• [Do this] The entries that follow should be written out exactly.

• [Collection entries]

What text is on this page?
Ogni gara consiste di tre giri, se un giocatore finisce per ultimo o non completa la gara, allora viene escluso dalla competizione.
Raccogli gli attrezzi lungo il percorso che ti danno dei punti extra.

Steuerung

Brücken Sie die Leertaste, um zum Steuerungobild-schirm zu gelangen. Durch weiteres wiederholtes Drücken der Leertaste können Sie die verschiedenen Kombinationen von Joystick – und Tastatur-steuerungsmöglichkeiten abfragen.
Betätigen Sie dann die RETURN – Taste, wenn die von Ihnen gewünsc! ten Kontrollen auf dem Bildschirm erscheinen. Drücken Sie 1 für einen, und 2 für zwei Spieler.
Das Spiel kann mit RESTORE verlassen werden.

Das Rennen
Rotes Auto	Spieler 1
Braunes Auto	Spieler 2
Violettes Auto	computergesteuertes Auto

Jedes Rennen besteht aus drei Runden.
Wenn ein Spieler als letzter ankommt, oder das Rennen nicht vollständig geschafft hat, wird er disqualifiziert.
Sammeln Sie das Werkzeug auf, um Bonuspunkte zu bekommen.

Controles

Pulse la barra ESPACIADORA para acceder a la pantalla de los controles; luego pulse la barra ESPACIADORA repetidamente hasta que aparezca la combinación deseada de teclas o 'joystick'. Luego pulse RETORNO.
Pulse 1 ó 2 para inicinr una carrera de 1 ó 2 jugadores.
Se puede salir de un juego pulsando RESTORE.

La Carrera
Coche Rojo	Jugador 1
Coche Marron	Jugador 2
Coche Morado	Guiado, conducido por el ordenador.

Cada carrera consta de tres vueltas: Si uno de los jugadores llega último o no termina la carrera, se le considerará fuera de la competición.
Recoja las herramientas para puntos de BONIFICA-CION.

• [The output]
What text is on this page?
Ogni gara consiste di tre giri, se un giocatore finisce per ultimo o non completa la gara, allora viene escluso dalla competizione.
Raccogli gli attrezzi lungo il percorso che ti danno dei punti extra.

Steuerung

Brücken Sie die Leertaste, um zum Steuerungobild-schirm zu gelangen. Durch weiteres wiederholtes Drücken der Leertaste können Sie die verschiedenen Kombinationen von Joystick – und Tastatur-steuerungsmöglichkeiten abfragen.
Betätigen Sie dann die RETURN – Taste, wenn die von Ihnen gewünsc! ten Kontrollen auf dem Bildschirm erscheinen. Drücken Sie 1 für einen, und 2 für zwei Spieler.
Das Spiel kann mit RESTORE verlassen werden.

Das Rennen
Rotes Auto	Spieler 1
Braunes Auto	Spieler 2
Violettes Auto	computergesteuertes Auto

Jedes Rennen besteht aus drei Runden.
Wenn ein Spieler als letzter ankommt, oder das Rennen nicht vollständig geschafft hat, wird er disqualifiziert.
Sammeln Sie das Werkzeug auf, um Bonuspunkte zu bekommen.

Controles

Pulse la barra ESPACIADORA para acceder a la pantalla de los controles; luego pulse la barra ESPACIADORA repetidamente hasta que aparezca la combinación deseada de teclas o 'joystick'. Luego pulse RETORNO.
Pulse 1 ó 2 para inicinr una carrera de 1 ó 2 jugadores.
Se puede salir de un juego pulsando RESTORE.

La Carrera
Coche Rojo	Jugador 1
Coche Marron	Jugador 2
Coche Morado	Guiado, conducido por el ordenador.

Cada carrera consta de tres vueltas: Si uno de los jugadores llega último o no termina la carrera, se le considerará fuera de la competición.
Recoja las herramientas para puntos de BONIFICA-CION.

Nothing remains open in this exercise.